BEGIN MATERIAL FOR THIS TASK

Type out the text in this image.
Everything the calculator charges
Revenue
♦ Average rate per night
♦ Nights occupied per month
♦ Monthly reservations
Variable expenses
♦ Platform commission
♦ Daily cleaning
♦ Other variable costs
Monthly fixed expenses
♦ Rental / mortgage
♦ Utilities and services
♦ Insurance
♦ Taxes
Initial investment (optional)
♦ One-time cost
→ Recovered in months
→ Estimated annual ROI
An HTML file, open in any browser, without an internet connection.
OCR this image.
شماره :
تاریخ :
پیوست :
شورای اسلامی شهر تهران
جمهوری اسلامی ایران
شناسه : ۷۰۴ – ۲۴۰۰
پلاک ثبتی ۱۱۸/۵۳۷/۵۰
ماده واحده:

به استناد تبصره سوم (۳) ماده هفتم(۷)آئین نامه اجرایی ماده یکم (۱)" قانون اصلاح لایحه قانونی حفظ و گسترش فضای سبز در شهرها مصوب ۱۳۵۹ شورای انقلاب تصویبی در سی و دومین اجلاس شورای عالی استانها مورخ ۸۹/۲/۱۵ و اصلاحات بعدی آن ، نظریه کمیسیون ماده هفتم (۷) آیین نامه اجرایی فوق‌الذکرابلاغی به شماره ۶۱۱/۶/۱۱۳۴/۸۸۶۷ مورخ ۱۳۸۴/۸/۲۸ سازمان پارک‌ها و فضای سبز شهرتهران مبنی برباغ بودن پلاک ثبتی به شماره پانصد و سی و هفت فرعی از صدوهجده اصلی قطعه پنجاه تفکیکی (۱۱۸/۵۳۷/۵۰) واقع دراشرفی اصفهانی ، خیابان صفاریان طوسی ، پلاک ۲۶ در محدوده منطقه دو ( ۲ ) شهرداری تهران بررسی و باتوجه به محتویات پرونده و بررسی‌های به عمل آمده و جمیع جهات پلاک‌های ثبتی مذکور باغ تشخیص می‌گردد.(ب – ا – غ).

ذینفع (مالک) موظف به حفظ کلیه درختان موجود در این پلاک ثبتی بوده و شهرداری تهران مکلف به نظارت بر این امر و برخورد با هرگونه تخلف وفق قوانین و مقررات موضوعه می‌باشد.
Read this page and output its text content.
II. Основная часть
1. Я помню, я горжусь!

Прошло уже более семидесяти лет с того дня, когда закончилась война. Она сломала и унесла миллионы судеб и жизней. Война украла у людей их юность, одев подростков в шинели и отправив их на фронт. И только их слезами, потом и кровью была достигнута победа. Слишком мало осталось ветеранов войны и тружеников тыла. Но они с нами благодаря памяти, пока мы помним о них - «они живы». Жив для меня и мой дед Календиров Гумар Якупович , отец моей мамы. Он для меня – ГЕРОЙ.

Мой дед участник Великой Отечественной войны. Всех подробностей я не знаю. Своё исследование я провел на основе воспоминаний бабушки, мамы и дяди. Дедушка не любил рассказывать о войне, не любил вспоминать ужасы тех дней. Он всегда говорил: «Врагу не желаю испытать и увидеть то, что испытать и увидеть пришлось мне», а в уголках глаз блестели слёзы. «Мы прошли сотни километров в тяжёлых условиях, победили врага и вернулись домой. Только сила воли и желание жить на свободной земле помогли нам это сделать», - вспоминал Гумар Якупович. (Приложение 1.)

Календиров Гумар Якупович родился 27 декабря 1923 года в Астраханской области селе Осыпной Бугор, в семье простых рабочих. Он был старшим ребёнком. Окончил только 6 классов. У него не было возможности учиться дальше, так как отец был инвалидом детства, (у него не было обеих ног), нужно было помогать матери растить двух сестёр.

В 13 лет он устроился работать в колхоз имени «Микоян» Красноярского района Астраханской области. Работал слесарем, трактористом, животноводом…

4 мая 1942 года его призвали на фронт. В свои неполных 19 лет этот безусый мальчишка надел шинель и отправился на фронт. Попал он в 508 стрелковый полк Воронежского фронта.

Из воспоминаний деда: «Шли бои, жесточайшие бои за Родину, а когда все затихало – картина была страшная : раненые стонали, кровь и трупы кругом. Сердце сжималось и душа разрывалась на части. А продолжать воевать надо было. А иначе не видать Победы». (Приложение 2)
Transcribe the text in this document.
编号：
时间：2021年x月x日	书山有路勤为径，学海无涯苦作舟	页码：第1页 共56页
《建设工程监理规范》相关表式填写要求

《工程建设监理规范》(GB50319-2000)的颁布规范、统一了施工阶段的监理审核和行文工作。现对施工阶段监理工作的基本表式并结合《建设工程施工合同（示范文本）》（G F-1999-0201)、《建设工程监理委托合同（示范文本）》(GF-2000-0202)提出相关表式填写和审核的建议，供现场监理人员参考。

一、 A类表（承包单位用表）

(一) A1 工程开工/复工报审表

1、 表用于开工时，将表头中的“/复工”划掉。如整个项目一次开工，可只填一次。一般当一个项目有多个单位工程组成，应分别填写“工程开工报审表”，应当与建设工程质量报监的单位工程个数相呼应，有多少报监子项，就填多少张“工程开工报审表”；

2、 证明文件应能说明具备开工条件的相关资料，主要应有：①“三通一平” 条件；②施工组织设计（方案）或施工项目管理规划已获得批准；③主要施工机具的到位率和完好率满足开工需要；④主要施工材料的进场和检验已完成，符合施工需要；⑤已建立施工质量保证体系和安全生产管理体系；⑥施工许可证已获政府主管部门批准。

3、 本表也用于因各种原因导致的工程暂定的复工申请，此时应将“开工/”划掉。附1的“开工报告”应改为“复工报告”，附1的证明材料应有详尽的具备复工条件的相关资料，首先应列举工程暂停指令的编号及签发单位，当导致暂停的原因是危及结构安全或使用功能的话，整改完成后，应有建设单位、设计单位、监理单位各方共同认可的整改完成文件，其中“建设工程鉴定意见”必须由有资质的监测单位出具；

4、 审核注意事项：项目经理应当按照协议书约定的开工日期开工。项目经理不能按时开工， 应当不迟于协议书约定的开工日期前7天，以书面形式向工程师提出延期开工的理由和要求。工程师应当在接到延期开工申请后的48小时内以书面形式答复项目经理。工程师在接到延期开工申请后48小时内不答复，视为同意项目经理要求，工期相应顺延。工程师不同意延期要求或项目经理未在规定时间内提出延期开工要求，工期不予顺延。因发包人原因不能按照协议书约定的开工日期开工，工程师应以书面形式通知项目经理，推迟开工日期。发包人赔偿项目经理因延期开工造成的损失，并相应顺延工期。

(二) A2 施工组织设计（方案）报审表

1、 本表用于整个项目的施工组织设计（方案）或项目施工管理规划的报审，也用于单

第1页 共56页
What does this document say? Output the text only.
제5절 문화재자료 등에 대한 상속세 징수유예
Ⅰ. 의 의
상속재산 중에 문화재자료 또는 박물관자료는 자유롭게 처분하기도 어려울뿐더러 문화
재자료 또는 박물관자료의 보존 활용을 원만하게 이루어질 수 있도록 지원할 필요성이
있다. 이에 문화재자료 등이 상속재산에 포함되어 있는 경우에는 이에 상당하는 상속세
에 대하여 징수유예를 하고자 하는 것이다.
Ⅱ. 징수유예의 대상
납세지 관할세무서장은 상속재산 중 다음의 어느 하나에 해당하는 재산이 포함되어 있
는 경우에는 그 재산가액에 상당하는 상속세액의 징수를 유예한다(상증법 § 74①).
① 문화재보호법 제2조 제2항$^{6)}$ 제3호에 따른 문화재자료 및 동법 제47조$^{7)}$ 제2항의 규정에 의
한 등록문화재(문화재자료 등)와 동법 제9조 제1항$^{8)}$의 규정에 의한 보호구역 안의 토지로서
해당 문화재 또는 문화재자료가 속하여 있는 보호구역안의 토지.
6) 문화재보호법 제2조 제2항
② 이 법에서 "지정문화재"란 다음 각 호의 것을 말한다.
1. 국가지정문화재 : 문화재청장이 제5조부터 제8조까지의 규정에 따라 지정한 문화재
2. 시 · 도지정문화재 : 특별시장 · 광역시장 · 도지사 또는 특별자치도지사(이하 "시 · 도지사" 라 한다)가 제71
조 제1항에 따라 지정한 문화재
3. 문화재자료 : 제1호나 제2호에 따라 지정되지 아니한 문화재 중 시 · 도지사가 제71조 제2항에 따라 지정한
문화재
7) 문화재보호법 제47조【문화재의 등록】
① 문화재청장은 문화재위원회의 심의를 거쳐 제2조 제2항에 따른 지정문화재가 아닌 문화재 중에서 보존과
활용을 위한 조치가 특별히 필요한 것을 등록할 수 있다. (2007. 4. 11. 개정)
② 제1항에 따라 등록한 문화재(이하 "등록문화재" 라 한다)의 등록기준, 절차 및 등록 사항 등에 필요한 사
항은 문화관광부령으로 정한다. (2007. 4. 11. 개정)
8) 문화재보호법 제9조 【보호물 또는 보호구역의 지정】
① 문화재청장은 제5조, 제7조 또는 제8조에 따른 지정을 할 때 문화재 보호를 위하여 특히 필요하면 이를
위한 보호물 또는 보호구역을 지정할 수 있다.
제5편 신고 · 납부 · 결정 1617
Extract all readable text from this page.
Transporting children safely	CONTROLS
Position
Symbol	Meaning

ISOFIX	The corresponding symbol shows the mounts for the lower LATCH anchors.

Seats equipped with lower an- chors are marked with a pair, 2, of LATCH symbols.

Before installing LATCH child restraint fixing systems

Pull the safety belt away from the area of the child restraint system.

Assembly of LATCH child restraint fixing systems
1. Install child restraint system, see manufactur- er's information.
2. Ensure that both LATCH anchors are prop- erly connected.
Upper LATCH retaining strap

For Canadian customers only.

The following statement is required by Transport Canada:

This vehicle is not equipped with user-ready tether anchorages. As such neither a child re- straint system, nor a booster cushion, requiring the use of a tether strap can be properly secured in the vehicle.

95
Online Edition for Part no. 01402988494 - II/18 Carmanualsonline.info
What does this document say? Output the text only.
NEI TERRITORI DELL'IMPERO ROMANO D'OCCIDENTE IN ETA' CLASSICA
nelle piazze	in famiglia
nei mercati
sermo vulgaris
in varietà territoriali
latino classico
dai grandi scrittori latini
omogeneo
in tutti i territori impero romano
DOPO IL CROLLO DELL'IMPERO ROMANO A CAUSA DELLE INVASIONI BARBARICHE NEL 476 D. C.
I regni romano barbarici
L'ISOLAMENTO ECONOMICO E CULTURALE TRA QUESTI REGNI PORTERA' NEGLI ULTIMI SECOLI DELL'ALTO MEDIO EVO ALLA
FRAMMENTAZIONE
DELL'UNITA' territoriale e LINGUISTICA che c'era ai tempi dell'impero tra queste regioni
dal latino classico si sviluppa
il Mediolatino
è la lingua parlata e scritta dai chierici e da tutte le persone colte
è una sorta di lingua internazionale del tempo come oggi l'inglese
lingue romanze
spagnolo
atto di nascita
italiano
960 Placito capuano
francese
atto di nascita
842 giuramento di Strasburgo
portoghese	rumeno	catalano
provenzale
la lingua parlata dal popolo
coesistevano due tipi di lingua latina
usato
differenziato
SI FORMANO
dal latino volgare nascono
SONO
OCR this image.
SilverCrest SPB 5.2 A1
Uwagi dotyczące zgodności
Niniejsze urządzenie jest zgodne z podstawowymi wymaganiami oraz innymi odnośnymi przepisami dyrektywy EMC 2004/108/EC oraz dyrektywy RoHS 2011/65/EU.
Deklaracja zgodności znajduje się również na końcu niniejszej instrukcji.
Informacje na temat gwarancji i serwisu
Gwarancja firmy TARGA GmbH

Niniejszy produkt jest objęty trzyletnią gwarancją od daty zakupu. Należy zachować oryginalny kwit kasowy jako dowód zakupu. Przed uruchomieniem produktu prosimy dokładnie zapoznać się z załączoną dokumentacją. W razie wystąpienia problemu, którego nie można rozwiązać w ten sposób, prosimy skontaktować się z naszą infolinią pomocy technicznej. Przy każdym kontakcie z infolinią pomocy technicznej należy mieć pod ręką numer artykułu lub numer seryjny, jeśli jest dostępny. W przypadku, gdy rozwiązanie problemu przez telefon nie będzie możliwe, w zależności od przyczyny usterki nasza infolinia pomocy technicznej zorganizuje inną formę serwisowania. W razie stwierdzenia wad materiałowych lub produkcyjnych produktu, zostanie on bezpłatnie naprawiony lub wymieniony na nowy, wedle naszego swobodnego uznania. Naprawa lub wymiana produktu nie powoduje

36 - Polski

END MATERIAL FOR THIS TASK

** BRIEF **
Check the records above line by line and tally those holding the string "jest". Answer with the number only.

** EXERCISE RESULT **
2